── INPUT RECORDS ──

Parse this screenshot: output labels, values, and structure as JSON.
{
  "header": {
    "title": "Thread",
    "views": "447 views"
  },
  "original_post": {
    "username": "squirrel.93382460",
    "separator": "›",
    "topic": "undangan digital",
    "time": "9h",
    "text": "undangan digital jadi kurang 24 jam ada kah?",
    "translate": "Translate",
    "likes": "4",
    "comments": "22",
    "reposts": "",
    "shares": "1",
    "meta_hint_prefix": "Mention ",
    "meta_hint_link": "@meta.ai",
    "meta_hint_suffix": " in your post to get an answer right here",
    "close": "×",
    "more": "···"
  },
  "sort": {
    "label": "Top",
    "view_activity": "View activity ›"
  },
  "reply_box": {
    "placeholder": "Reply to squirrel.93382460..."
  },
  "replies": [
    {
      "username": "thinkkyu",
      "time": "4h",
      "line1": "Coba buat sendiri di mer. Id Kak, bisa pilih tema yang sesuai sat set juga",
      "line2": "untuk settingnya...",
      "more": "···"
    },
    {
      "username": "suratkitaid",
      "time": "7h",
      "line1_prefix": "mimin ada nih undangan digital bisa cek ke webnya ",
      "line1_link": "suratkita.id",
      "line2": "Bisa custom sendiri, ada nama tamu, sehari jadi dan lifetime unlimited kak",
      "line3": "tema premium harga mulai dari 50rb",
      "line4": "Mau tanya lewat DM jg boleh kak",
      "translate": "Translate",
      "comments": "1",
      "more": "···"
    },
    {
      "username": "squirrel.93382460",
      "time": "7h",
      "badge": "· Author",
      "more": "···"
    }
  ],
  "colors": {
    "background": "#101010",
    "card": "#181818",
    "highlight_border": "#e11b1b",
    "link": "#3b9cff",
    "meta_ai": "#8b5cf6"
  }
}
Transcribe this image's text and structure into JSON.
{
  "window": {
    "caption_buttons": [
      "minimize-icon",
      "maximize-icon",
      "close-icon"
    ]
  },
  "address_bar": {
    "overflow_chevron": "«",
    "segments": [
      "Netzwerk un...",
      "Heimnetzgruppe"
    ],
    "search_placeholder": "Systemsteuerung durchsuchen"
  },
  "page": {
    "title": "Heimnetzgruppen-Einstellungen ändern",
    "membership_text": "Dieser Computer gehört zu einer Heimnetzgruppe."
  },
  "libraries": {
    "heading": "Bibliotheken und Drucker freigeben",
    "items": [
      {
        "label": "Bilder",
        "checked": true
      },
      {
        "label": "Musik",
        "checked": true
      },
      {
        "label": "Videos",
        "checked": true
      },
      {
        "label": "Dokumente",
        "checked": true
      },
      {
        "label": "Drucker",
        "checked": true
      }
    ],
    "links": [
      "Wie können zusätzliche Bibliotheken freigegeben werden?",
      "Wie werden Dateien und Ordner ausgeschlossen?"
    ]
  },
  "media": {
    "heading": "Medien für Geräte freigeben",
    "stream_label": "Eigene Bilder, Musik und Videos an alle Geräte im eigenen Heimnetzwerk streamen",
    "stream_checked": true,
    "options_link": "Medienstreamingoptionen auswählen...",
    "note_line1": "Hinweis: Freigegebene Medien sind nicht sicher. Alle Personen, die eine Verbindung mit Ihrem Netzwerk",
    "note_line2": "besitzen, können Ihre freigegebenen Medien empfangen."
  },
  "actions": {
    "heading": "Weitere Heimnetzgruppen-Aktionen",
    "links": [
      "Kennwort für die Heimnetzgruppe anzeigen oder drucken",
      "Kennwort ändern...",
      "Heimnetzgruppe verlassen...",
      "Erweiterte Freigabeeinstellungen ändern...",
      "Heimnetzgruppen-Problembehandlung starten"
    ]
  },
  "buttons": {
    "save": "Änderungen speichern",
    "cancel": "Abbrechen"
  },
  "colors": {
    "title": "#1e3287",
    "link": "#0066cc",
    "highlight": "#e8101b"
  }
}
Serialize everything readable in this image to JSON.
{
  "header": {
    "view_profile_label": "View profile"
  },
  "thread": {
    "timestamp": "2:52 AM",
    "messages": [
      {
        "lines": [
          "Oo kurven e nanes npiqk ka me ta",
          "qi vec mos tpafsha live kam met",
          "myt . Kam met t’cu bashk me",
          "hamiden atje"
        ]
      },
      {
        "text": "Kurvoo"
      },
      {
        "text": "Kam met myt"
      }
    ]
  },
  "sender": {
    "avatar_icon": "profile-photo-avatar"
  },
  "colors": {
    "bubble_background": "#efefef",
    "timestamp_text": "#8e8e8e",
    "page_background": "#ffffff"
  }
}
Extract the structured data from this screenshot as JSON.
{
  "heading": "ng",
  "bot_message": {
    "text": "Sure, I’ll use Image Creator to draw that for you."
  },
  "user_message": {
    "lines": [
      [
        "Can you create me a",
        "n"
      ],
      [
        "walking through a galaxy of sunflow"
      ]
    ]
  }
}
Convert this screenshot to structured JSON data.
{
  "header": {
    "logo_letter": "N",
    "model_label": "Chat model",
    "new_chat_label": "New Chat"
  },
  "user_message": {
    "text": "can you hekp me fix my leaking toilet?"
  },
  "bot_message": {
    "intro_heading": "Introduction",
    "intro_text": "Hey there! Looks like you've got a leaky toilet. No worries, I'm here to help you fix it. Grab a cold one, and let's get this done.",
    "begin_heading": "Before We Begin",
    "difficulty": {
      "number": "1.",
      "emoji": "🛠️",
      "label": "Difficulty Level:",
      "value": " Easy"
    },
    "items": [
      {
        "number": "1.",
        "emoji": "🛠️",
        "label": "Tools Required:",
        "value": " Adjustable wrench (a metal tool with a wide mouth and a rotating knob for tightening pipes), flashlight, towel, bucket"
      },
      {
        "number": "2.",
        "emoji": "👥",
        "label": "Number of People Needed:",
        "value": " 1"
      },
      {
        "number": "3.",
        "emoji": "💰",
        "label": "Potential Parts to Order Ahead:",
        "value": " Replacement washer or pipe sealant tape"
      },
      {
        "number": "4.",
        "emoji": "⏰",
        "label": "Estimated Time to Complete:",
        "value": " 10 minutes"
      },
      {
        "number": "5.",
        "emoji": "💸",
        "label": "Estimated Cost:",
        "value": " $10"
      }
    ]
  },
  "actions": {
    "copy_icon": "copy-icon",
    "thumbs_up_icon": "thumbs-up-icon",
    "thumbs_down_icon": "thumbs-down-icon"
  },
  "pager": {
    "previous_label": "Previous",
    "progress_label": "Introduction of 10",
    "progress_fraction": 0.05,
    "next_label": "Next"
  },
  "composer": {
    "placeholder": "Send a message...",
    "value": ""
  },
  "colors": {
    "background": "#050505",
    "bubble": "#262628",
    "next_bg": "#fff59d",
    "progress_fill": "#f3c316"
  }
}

───

_TASK OBJECTIVE_: Check each line of the entries above for the word "jadi". List the ones that have it.

_RESULT OF THE TASK_:
    "text": "undangan digital jadi kurang 24 jam ada kah?",
      "line2": "Bisa custom sendiri, ada nama tamu, sehari jadi dan lifetime unlimited kak",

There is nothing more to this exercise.